EXERCISE.
The records below must be output exactly, without pictures.

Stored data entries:
** BEGIN **

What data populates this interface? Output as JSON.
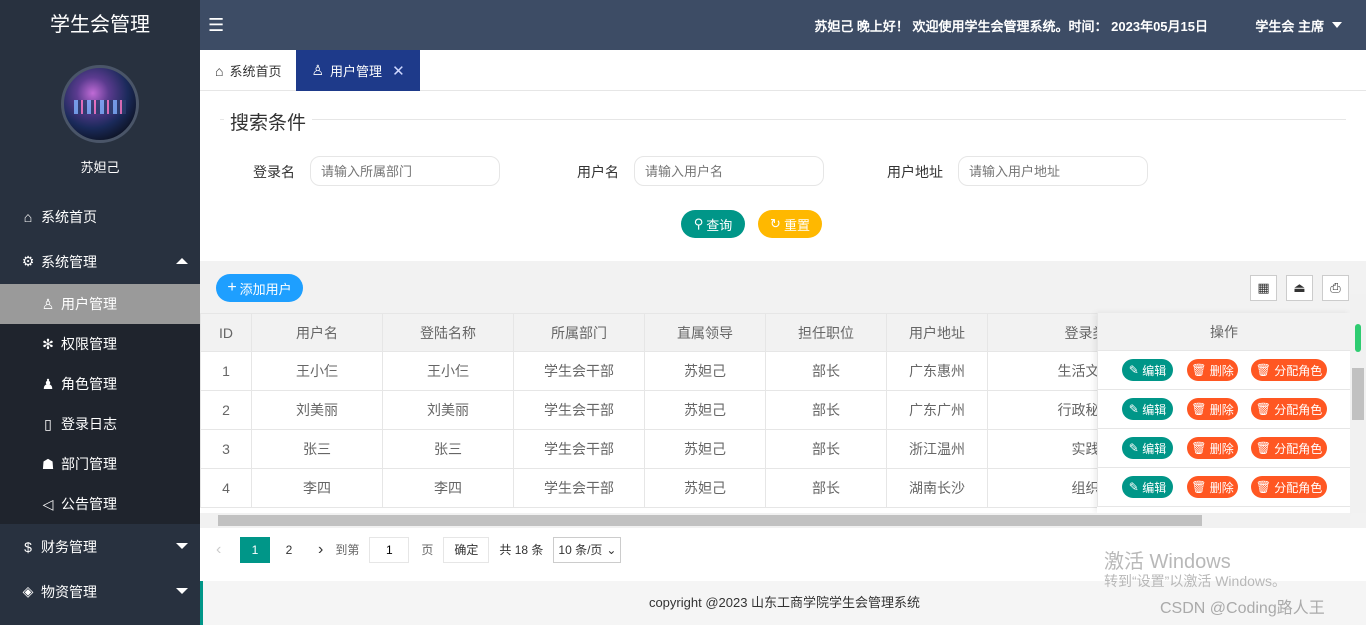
{
  "app": {
    "title": "学生会管理",
    "user_name": "苏妲己"
  },
  "header": {
    "greeting": "苏妲己 晚上好！ 欢迎使用学生会管理系统。时间： 2023年05月15日",
    "role": "学生会 主席"
  },
  "sidebar": {
    "home": "系统首页",
    "system": "系统管理",
    "sub_items": [
      "用户管理",
      "权限管理",
      "角色管理",
      "登录日志",
      "部门管理",
      "公告管理"
    ],
    "finance": "财务管理",
    "materials": "物资管理"
  },
  "tabs": [
    {
      "label": "系统首页"
    },
    {
      "label": "用户管理",
      "close": "✕"
    }
  ],
  "search": {
    "legend": "搜索条件",
    "login_label": "登录名",
    "login_placeholder": "请输入所属部门",
    "user_label": "用户名",
    "user_placeholder": "请输入用户名",
    "addr_label": "用户地址",
    "addr_placeholder": "请输入用户地址",
    "query": "查询",
    "reset": "重置"
  },
  "table": {
    "add_button": "添加用户",
    "columns": [
      "ID",
      "用户名",
      "登陆名称",
      "所属部门",
      "直属领导",
      "担任职位",
      "用户地址",
      "登录类型"
    ],
    "ops_header": "操作",
    "op_edit": "编辑",
    "op_delete": "删除",
    "op_role": "分配角色",
    "rows": [
      [
        "1",
        "王小仨",
        "王小仨",
        "学生会干部",
        "苏妲己",
        "部长",
        "广东惠州",
        "生活文体部"
      ],
      [
        "2",
        "刘美丽",
        "刘美丽",
        "学生会干部",
        "苏妲己",
        "部长",
        "广东广州",
        "行政秘书部"
      ],
      [
        "3",
        "张三",
        "张三",
        "学生会干部",
        "苏妲己",
        "部长",
        "浙江温州",
        "实践部"
      ],
      [
        "4",
        "李四",
        "李四",
        "学生会干部",
        "苏妲己",
        "部长",
        "湖南长沙",
        "组织部"
      ]
    ]
  },
  "pager": {
    "pages": [
      "1",
      "2"
    ],
    "goto_prefix": "到第",
    "goto_value": "1",
    "goto_suffix": "页",
    "confirm": "确定",
    "total": "共 18 条",
    "page_size": "10 条/页"
  },
  "footer": {
    "text": "copyright @2023 山东工商学院学生会管理系统"
  },
  "watermark": {
    "line1": "激活 Windows",
    "line2": "转到“设置”以激活 Windows。",
    "csdn": "CSDN @Coding路人王"
  },
  "colors": {
    "sidebar": "#28313f",
    "header": "#3d4c65",
    "primary": "#009688",
    "warn": "#ffb800",
    "danger": "#ff5722",
    "blue": "#1e9fff",
    "active_tab": "#1e3a8a"
  }
}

** END **

RESULT FOR THIS EXERCISE.
What data populates this interface? Output as JSON.
{
  "app": {
    "title": "学生会管理",
    "user_name": "苏妲己"
  },
  "header": {
    "greeting": "苏妲己 晚上好！ 欢迎使用学生会管理系统。时间： 2023年05月15日",
    "role": "学生会 主席"
  },
  "sidebar": {
    "home": "系统首页",
    "system": "系统管理",
    "sub_items": [
      "用户管理",
      "权限管理",
      "角色管理",
      "登录日志",
      "部门管理",
      "公告管理"
    ],
    "finance": "财务管理",
    "materials": "物资管理"
  },
  "tabs": [
    {
      "label": "系统首页"
    },
    {
      "label": "用户管理",
      "close": "✕"
    }
  ],
  "search": {
    "legend": "搜索条件",
    "login_label": "登录名",
    "login_placeholder": "请输入所属部门",
    "user_label": "用户名",
    "user_placeholder": "请输入用户名",
    "addr_label": "用户地址",
    "addr_placeholder": "请输入用户地址",
    "query": "查询",
    "reset": "重置"
  },
  "table": {
    "add_button": "添加用户",
    "columns": [
      "ID",
      "用户名",
      "登陆名称",
      "所属部门",
      "直属领导",
      "担任职位",
      "用户地址",
      "登录类型"
    ],
    "ops_header": "操作",
    "op_edit": "编辑",
    "op_delete": "删除",
    "op_role": "分配角色",
    "rows": [
      [
        "1",
        "王小仨",
        "王小仨",
        "学生会干部",
        "苏妲己",
        "部长",
        "广东惠州",
        "生活文体部"
      ],
      [
        "2",
        "刘美丽",
        "刘美丽",
        "学生会干部",
        "苏妲己",
        "部长",
        "广东广州",
        "行政秘书部"
      ],
      [
        "3",
        "张三",
        "张三",
        "学生会干部",
        "苏妲己",
        "部长",
        "浙江温州",
        "实践部"
      ],
      [
        "4",
        "李四",
        "李四",
        "学生会干部",
        "苏妲己",
        "部长",
        "湖南长沙",
        "组织部"
      ]
    ]
  },
  "pager": {
    "pages": [
      "1",
      "2"
    ],
    "goto_prefix": "到第",
    "goto_value": "1",
    "goto_suffix": "页",
    "confirm": "确定",
    "total": "共 18 条",
    "page_size": "10 条/页"
  },
  "footer": {
    "text": "copyright @2023 山东工商学院学生会管理系统"
  },
  "watermark": {
    "line1": "激活 Windows",
    "line2": "转到“设置”以激活 Windows。",
    "csdn": "CSDN @Coding路人王"
  },
  "colors": {
    "sidebar": "#28313f",
    "header": "#3d4c65",
    "primary": "#009688",
    "warn": "#ffb800",
    "danger": "#ff5722",
    "blue": "#1e9fff",
    "active_tab": "#1e3a8a"
  }
}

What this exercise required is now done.